Among the entries below, find how many lines carry the word "others" and state only that figure.
[BEGIN Listed entries]
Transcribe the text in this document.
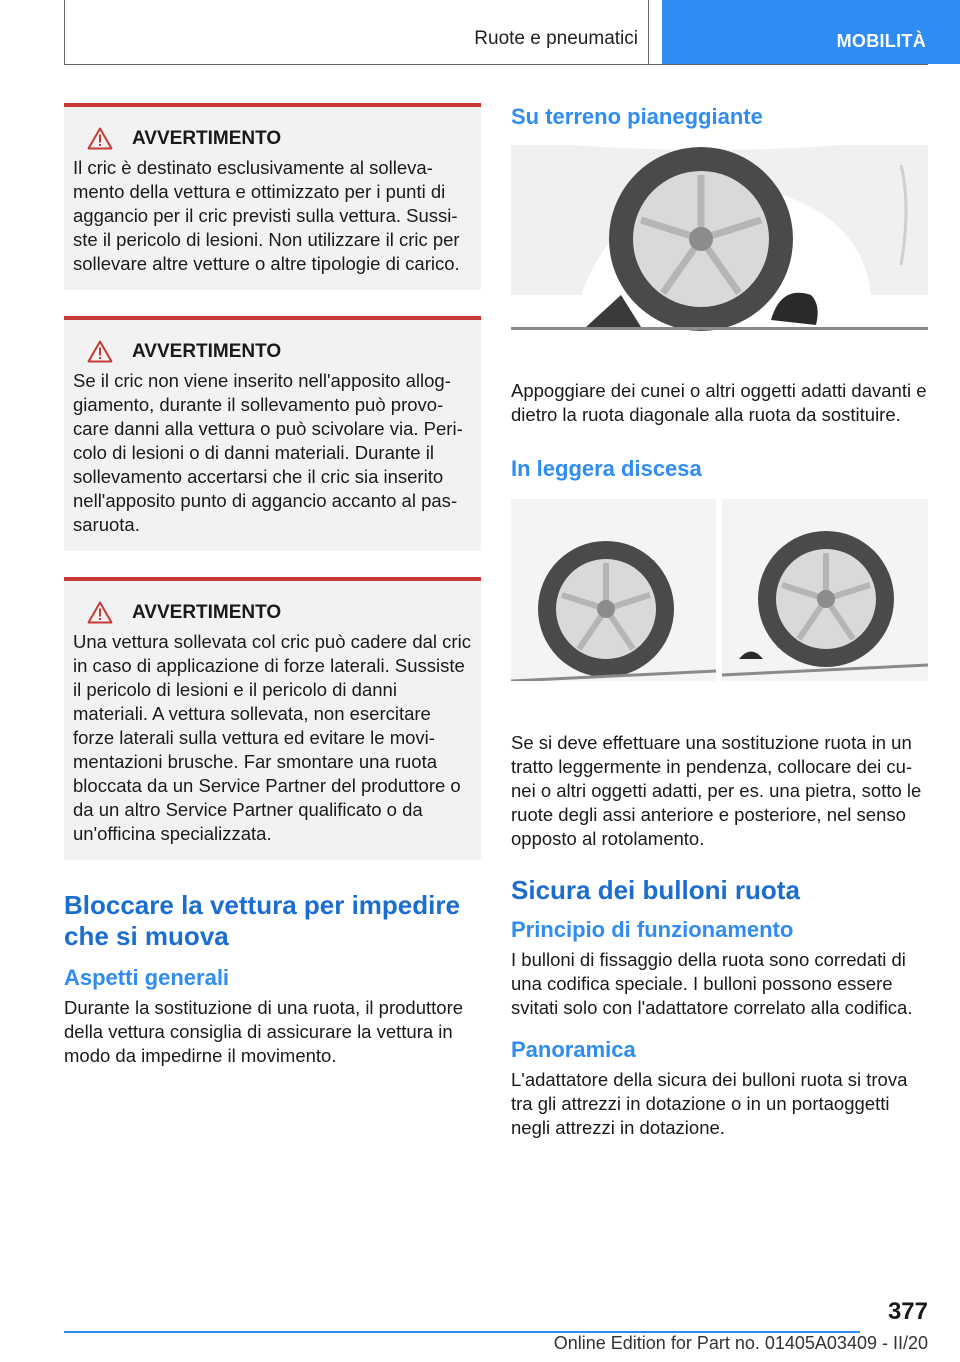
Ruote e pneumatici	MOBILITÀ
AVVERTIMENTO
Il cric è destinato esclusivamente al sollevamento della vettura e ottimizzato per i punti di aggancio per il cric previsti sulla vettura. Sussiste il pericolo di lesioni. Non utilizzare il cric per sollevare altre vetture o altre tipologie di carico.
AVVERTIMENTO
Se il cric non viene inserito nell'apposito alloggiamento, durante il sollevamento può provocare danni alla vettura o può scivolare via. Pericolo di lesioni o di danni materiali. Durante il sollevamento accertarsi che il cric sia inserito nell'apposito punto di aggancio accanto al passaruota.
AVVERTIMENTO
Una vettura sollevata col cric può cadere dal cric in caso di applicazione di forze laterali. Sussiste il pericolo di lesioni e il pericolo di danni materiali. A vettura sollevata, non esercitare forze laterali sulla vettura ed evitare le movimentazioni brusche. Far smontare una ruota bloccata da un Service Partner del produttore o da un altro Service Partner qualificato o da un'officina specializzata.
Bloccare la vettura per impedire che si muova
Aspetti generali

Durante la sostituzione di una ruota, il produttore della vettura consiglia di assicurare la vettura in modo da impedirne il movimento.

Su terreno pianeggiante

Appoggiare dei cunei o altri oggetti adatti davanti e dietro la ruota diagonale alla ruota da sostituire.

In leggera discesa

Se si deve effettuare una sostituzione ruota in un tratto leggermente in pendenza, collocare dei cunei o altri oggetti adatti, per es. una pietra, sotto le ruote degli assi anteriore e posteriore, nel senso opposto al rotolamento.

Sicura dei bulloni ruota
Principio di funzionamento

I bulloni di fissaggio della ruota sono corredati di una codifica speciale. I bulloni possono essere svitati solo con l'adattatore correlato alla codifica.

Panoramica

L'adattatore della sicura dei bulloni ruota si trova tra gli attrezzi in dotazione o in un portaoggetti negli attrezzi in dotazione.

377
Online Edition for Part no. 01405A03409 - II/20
[END Listed entries]
[BEGIN Listed entries]
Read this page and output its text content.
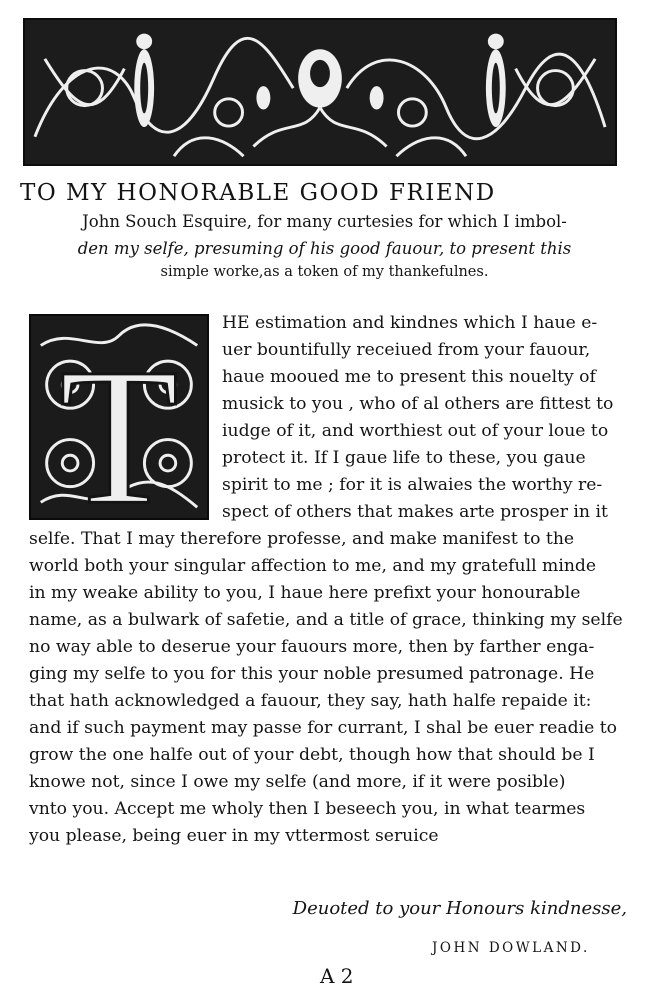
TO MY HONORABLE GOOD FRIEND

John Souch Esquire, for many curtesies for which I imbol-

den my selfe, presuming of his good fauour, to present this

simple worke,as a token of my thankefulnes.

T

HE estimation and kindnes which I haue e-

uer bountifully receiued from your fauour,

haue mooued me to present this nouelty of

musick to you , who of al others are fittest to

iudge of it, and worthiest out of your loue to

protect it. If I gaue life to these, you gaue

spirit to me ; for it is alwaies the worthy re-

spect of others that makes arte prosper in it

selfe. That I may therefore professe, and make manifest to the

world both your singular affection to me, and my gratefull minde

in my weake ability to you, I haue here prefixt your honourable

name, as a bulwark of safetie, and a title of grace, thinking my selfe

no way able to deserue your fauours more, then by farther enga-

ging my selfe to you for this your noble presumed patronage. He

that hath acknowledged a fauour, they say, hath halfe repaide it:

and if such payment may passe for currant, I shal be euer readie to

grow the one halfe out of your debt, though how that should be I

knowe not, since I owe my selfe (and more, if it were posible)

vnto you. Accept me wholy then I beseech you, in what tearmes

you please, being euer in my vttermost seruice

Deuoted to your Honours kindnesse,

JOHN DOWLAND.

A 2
[END Listed entries]
[BEGIN Listed entries]
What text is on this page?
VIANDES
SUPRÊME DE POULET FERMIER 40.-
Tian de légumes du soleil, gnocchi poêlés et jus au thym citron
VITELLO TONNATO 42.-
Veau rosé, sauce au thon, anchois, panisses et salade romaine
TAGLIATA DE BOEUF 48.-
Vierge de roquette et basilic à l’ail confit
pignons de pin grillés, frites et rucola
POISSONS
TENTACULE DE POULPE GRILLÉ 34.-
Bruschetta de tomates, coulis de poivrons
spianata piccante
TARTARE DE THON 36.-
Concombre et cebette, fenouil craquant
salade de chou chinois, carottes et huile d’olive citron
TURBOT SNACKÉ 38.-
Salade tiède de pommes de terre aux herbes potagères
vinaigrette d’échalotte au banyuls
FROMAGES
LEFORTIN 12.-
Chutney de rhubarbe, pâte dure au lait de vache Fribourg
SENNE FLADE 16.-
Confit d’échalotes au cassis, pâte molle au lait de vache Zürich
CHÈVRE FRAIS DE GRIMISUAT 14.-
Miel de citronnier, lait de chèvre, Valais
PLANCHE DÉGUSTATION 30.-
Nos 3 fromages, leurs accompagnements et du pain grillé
[END Listed entries]
■ **Exercise output**: 2